* _GOAL_
Reproduce every record below exactly as written, leaving out any pictures.

· · · · · · ·

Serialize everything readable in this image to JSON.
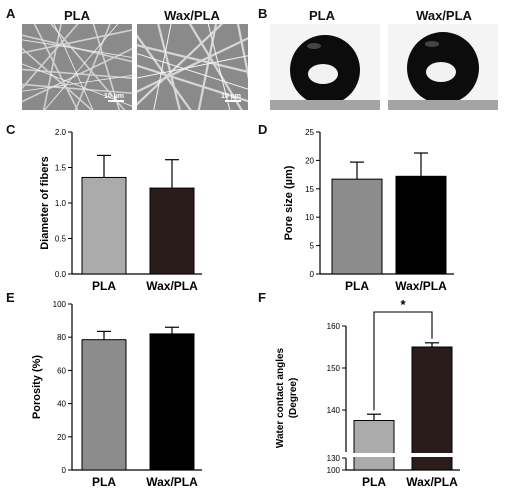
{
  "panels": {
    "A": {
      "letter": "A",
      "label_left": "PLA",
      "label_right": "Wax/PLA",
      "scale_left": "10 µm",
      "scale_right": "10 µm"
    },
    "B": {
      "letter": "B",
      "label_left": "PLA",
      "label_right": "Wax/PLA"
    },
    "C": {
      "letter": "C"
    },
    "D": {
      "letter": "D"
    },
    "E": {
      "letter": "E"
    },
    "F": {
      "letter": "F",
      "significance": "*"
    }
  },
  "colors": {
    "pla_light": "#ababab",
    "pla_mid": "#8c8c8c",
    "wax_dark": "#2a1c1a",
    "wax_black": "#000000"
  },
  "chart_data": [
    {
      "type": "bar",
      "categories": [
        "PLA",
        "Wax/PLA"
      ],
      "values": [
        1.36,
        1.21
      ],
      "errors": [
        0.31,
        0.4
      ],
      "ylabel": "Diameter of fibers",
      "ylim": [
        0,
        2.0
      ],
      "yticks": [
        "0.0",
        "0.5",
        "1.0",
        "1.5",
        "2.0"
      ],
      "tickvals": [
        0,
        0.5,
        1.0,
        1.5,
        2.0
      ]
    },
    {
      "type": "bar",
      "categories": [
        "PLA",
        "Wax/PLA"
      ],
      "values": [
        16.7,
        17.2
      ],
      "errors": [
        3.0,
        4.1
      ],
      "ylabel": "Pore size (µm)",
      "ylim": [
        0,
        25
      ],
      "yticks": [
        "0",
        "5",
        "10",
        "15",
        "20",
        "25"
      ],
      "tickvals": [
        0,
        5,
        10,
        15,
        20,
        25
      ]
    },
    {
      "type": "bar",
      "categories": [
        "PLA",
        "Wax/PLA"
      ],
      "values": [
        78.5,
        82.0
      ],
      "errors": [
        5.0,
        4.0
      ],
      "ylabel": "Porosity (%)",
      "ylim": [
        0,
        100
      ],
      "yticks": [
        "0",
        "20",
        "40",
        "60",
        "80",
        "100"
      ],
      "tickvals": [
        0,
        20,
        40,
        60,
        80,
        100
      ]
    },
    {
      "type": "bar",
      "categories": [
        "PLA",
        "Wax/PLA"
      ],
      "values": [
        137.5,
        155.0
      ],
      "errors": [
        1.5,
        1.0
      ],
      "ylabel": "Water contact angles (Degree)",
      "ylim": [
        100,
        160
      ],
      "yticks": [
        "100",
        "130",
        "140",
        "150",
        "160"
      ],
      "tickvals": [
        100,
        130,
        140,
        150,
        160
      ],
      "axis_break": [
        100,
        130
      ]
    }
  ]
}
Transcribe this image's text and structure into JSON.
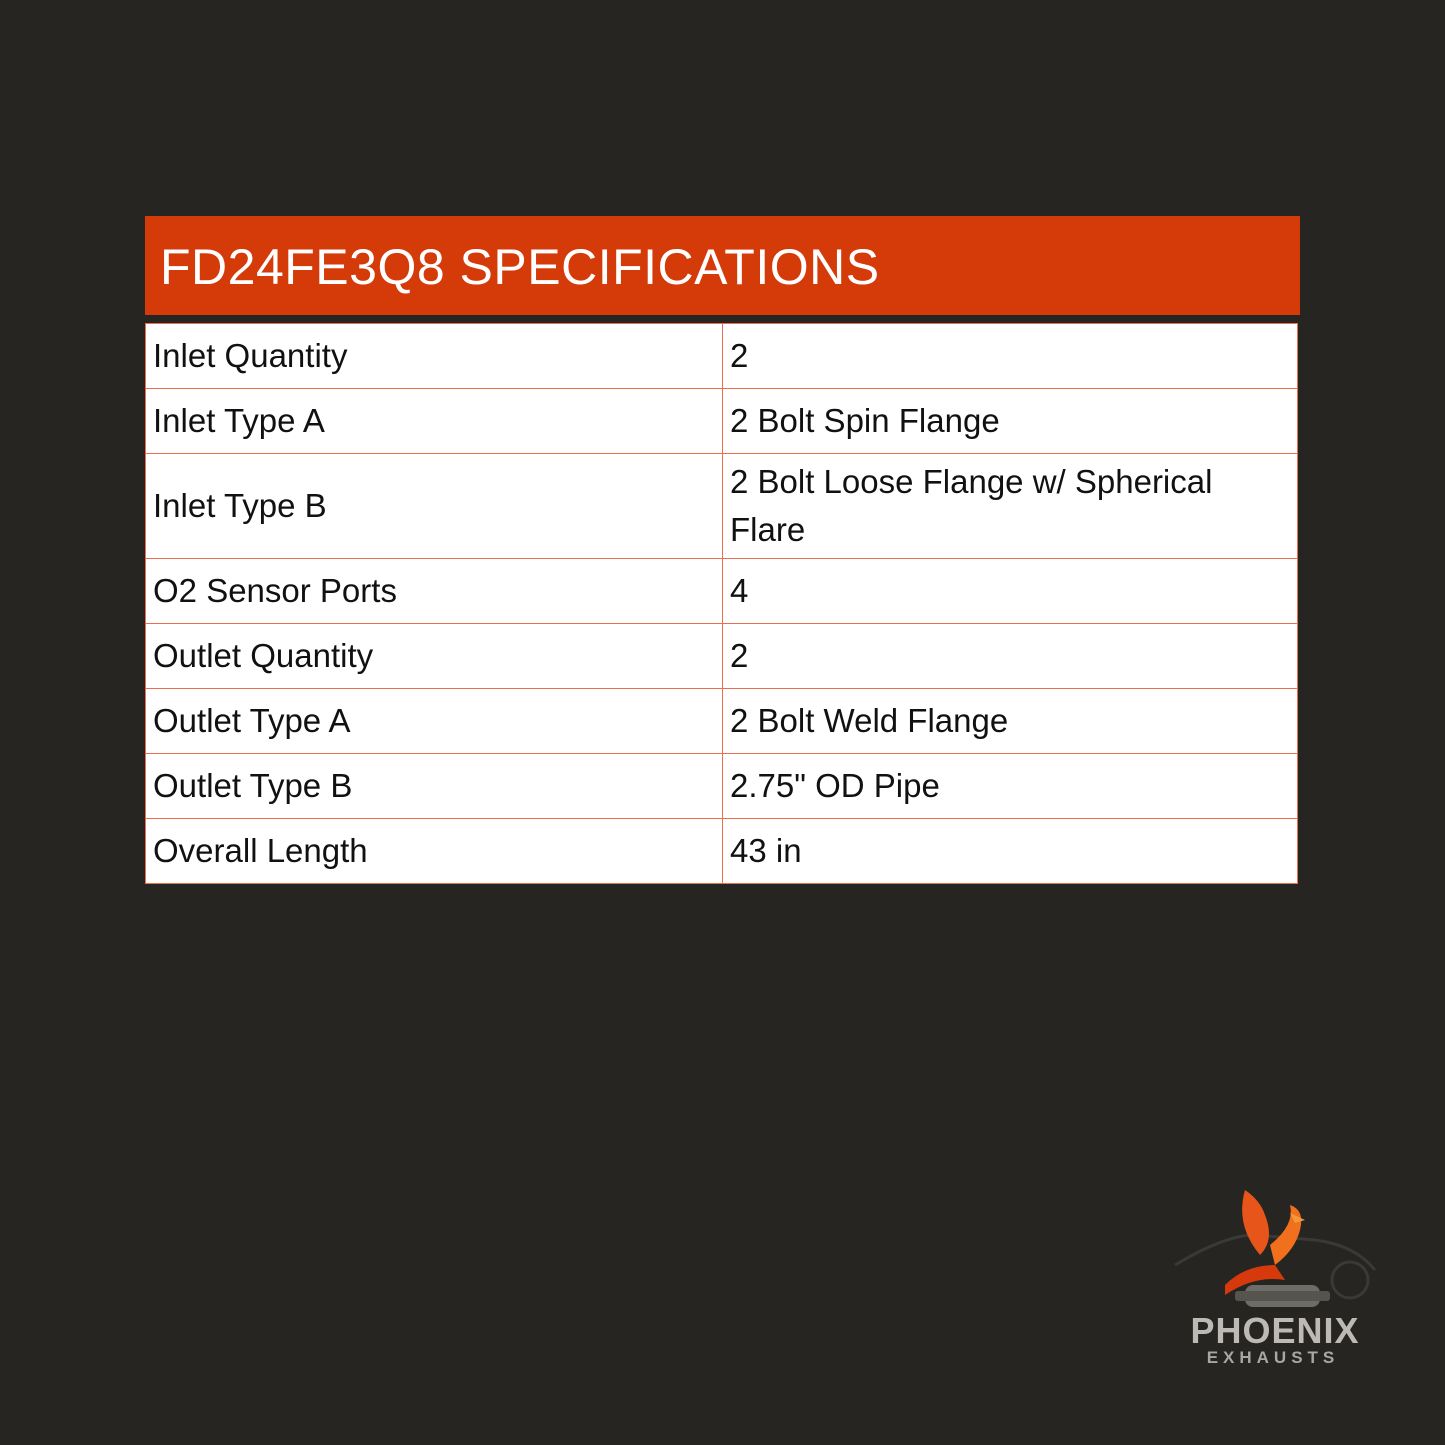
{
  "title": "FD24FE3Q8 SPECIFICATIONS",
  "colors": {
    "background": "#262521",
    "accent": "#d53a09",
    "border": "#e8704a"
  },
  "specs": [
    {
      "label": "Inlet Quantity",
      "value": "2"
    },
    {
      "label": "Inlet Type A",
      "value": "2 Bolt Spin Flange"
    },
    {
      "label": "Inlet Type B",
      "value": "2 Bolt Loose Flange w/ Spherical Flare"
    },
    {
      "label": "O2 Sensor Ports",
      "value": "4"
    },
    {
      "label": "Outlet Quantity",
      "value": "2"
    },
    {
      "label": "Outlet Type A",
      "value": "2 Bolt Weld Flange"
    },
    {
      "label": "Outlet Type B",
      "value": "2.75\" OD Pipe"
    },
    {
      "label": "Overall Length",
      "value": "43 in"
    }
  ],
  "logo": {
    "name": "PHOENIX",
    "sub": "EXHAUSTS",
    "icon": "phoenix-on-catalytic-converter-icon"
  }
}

· · · · · · ·

* _CORRECT OUTPUT_
Serialize everything readable in this image to JSON.
{
  "panels": {
    "A": {
      "letter": "A",
      "label_left": "PLA",
      "label_right": "Wax/PLA",
      "scale_left": "10 µm",
      "scale_right": "10 µm"
    },
    "B": {
      "letter": "B",
      "label_left": "PLA",
      "label_right": "Wax/PLA"
    },
    "C": {
      "letter": "C"
    },
    "D": {
      "letter": "D"
    },
    "E": {
      "letter": "E"
    },
    "F": {
      "letter": "F",
      "significance": "*"
    }
  },
  "colors": {
    "pla_light": "#ababab",
    "pla_mid": "#8c8c8c",
    "wax_dark": "#2a1c1a",
    "wax_black": "#000000"
  },
  "chart_data": [
    {
      "type": "bar",
      "categories": [
        "PLA",
        "Wax/PLA"
      ],
      "values": [
        1.36,
        1.21
      ],
      "errors": [
        0.31,
        0.4
      ],
      "ylabel": "Diameter of fibers",
      "ylim": [
        0,
        2.0
      ],
      "yticks": [
        "0.0",
        "0.5",
        "1.0",
        "1.5",
        "2.0"
      ],
      "tickvals": [
        0,
        0.5,
        1.0,
        1.5,
        2.0
      ]
    },
    {
      "type": "bar",
      "categories": [
        "PLA",
        "Wax/PLA"
      ],
      "values": [
        16.7,
        17.2
      ],
      "errors": [
        3.0,
        4.1
      ],
      "ylabel": "Pore size (µm)",
      "ylim": [
        0,
        25
      ],
      "yticks": [
        "0",
        "5",
        "10",
        "15",
        "20",
        "25"
      ],
      "tickvals": [
        0,
        5,
        10,
        15,
        20,
        25
      ]
    },
    {
      "type": "bar",
      "categories": [
        "PLA",
        "Wax/PLA"
      ],
      "values": [
        78.5,
        82.0
      ],
      "errors": [
        5.0,
        4.0
      ],
      "ylabel": "Porosity (%)",
      "ylim": [
        0,
        100
      ],
      "yticks": [
        "0",
        "20",
        "40",
        "60",
        "80",
        "100"
      ],
      "tickvals": [
        0,
        20,
        40,
        60,
        80,
        100
      ]
    },
    {
      "type": "bar",
      "categories": [
        "PLA",
        "Wax/PLA"
      ],
      "values": [
        137.5,
        155.0
      ],
      "errors": [
        1.5,
        1.0
      ],
      "ylabel": "Water contact angles (Degree)",
      "ylim": [
        100,
        160
      ],
      "yticks": [
        "100",
        "130",
        "140",
        "150",
        "160"
      ],
      "tickvals": [
        100,
        130,
        140,
        150,
        160
      ],
      "axis_break": [
        100,
        130
      ]
    }
  ]
}
Transcribe this image's text and structure into JSON.
{
  "title": "FD24FE3Q8 SPECIFICATIONS",
  "colors": {
    "background": "#262521",
    "accent": "#d53a09",
    "border": "#e8704a"
  },
  "specs": [
    {
      "label": "Inlet Quantity",
      "value": "2"
    },
    {
      "label": "Inlet Type A",
      "value": "2 Bolt Spin Flange"
    },
    {
      "label": "Inlet Type B",
      "value": "2 Bolt Loose Flange w/ Spherical Flare"
    },
    {
      "label": "O2 Sensor Ports",
      "value": "4"
    },
    {
      "label": "Outlet Quantity",
      "value": "2"
    },
    {
      "label": "Outlet Type A",
      "value": "2 Bolt Weld Flange"
    },
    {
      "label": "Outlet Type B",
      "value": "2.75\" OD Pipe"
    },
    {
      "label": "Overall Length",
      "value": "43 in"
    }
  ],
  "logo": {
    "name": "PHOENIX",
    "sub": "EXHAUSTS",
    "icon": "phoenix-on-catalytic-converter-icon"
  }
}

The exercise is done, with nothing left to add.